* [Raw records]:
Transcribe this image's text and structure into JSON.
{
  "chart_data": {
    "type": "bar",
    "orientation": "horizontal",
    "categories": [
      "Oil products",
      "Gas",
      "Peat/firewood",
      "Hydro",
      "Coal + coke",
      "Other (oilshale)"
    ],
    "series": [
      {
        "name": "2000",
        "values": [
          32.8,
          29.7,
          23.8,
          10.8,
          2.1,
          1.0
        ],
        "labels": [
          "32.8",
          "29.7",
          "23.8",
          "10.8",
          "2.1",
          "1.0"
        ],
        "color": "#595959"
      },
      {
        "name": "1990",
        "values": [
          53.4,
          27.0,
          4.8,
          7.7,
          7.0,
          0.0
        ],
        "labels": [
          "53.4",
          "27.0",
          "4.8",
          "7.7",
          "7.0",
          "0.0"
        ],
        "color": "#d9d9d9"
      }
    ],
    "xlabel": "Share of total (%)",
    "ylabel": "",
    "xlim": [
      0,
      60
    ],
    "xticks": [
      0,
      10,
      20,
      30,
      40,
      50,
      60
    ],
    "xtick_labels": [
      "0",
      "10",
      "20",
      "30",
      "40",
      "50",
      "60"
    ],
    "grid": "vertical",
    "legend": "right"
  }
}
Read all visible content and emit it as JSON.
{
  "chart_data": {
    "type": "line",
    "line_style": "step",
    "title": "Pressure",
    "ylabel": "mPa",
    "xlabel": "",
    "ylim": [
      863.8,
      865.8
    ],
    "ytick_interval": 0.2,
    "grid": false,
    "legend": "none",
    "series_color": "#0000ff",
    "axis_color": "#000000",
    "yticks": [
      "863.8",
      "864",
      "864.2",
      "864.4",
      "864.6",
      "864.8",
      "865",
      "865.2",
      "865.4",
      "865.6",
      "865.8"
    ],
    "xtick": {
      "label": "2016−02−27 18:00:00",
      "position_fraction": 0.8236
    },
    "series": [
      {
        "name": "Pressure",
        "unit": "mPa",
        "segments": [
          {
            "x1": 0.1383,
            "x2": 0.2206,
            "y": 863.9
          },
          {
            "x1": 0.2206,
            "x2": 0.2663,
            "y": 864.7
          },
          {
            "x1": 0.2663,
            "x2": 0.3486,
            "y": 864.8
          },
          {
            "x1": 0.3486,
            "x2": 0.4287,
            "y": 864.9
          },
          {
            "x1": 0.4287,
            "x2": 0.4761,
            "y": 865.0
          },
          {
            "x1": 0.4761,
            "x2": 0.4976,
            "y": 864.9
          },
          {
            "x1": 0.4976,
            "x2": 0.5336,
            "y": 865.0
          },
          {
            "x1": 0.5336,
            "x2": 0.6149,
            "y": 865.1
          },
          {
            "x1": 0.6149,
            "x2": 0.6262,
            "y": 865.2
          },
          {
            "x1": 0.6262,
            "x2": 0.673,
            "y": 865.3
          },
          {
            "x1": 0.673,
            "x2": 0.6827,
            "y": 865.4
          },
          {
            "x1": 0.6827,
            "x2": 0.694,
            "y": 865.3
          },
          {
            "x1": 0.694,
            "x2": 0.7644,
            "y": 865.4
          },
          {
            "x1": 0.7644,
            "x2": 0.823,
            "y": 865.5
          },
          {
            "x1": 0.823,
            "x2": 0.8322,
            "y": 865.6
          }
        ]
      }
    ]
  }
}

* [Task requirements]:
Reproduce the records above exactly.

* [The answer]:
Transcribe this image's text and structure into JSON.
{
  "chart_data": {
    "type": "bar",
    "orientation": "horizontal",
    "categories": [
      "Oil products",
      "Gas",
      "Peat/firewood",
      "Hydro",
      "Coal + coke",
      "Other (oilshale)"
    ],
    "series": [
      {
        "name": "2000",
        "values": [
          32.8,
          29.7,
          23.8,
          10.8,
          2.1,
          1.0
        ],
        "labels": [
          "32.8",
          "29.7",
          "23.8",
          "10.8",
          "2.1",
          "1.0"
        ],
        "color": "#595959"
      },
      {
        "name": "1990",
        "values": [
          53.4,
          27.0,
          4.8,
          7.7,
          7.0,
          0.0
        ],
        "labels": [
          "53.4",
          "27.0",
          "4.8",
          "7.7",
          "7.0",
          "0.0"
        ],
        "color": "#d9d9d9"
      }
    ],
    "xlabel": "Share of total (%)",
    "ylabel": "",
    "xlim": [
      0,
      60
    ],
    "xticks": [
      0,
      10,
      20,
      30,
      40,
      50,
      60
    ],
    "xtick_labels": [
      "0",
      "10",
      "20",
      "30",
      "40",
      "50",
      "60"
    ],
    "grid": "vertical",
    "legend": "right"
  }
}
Read all visible content and emit it as JSON.
{
  "chart_data": {
    "type": "line",
    "line_style": "step",
    "title": "Pressure",
    "ylabel": "mPa",
    "xlabel": "",
    "ylim": [
      863.8,
      865.8
    ],
    "ytick_interval": 0.2,
    "grid": false,
    "legend": "none",
    "series_color": "#0000ff",
    "axis_color": "#000000",
    "yticks": [
      "863.8",
      "864",
      "864.2",
      "864.4",
      "864.6",
      "864.8",
      "865",
      "865.2",
      "865.4",
      "865.6",
      "865.8"
    ],
    "xtick": {
      "label": "2016−02−27 18:00:00",
      "position_fraction": 0.8236
    },
    "series": [
      {
        "name": "Pressure",
        "unit": "mPa",
        "segments": [
          {
            "x1": 0.1383,
            "x2": 0.2206,
            "y": 863.9
          },
          {
            "x1": 0.2206,
            "x2": 0.2663,
            "y": 864.7
          },
          {
            "x1": 0.2663,
            "x2": 0.3486,
            "y": 864.8
          },
          {
            "x1": 0.3486,
            "x2": 0.4287,
            "y": 864.9
          },
          {
            "x1": 0.4287,
            "x2": 0.4761,
            "y": 865.0
          },
          {
            "x1": 0.4761,
            "x2": 0.4976,
            "y": 864.9
          },
          {
            "x1": 0.4976,
            "x2": 0.5336,
            "y": 865.0
          },
          {
            "x1": 0.5336,
            "x2": 0.6149,
            "y": 865.1
          },
          {
            "x1": 0.6149,
            "x2": 0.6262,
            "y": 865.2
          },
          {
            "x1": 0.6262,
            "x2": 0.673,
            "y": 865.3
          },
          {
            "x1": 0.673,
            "x2": 0.6827,
            "y": 865.4
          },
          {
            "x1": 0.6827,
            "x2": 0.694,
            "y": 865.3
          },
          {
            "x1": 0.694,
            "x2": 0.7644,
            "y": 865.4
          },
          {
            "x1": 0.7644,
            "x2": 0.823,
            "y": 865.5
          },
          {
            "x1": 0.823,
            "x2": 0.8322,
            "y": 865.6
          }
        ]
      }
    ]
  }
}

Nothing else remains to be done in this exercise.